EXERCISE:
Work out how many lines in the entries below include the word "intercept". Give nothing but the number.

EXTRACTED INFORMATION:

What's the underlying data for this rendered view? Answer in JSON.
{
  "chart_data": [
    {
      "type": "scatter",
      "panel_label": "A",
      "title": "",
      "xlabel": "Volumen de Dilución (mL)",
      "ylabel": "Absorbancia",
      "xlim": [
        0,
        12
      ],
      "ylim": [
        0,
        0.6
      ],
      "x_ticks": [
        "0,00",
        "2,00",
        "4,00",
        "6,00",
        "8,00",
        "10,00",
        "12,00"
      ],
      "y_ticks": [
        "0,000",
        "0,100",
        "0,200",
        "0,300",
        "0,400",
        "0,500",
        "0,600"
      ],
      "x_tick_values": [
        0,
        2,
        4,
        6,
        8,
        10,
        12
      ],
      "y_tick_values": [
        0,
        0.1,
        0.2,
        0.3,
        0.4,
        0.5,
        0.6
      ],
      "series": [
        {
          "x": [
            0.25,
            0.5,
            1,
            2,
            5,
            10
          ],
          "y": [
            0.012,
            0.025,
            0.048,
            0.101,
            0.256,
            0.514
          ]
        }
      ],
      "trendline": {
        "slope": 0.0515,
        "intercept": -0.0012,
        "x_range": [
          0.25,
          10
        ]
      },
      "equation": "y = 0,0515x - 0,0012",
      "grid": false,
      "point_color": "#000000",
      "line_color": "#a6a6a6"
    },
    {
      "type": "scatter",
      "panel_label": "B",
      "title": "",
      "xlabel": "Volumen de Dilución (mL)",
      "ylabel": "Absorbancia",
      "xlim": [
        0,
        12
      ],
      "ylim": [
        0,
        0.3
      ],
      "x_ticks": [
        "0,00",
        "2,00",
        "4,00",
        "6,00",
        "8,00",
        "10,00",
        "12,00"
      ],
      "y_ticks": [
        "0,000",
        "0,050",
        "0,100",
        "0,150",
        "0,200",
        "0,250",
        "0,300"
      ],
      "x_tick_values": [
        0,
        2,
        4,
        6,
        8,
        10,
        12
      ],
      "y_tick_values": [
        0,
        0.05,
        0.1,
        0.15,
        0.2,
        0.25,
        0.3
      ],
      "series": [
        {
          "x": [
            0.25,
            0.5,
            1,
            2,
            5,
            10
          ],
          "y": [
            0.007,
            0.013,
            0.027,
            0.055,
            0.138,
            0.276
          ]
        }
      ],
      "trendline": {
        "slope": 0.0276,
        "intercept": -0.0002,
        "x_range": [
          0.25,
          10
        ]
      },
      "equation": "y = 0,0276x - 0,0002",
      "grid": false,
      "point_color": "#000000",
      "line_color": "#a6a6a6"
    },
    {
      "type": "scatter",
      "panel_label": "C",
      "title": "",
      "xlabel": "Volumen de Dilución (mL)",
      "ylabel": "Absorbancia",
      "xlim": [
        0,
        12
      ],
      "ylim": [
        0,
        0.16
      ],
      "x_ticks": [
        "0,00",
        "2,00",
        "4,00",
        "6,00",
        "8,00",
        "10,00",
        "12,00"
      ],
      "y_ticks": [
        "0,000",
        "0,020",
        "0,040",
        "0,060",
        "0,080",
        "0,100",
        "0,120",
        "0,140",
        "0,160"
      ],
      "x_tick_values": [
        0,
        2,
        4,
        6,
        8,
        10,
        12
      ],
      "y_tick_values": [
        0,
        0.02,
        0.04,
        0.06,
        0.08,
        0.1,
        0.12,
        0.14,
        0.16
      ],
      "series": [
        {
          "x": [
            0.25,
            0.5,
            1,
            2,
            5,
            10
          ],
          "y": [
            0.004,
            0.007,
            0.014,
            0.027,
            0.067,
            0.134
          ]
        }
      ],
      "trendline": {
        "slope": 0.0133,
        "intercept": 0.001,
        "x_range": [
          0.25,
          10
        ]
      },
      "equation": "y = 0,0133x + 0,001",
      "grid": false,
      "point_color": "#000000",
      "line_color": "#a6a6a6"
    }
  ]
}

THE SOLUTION:
3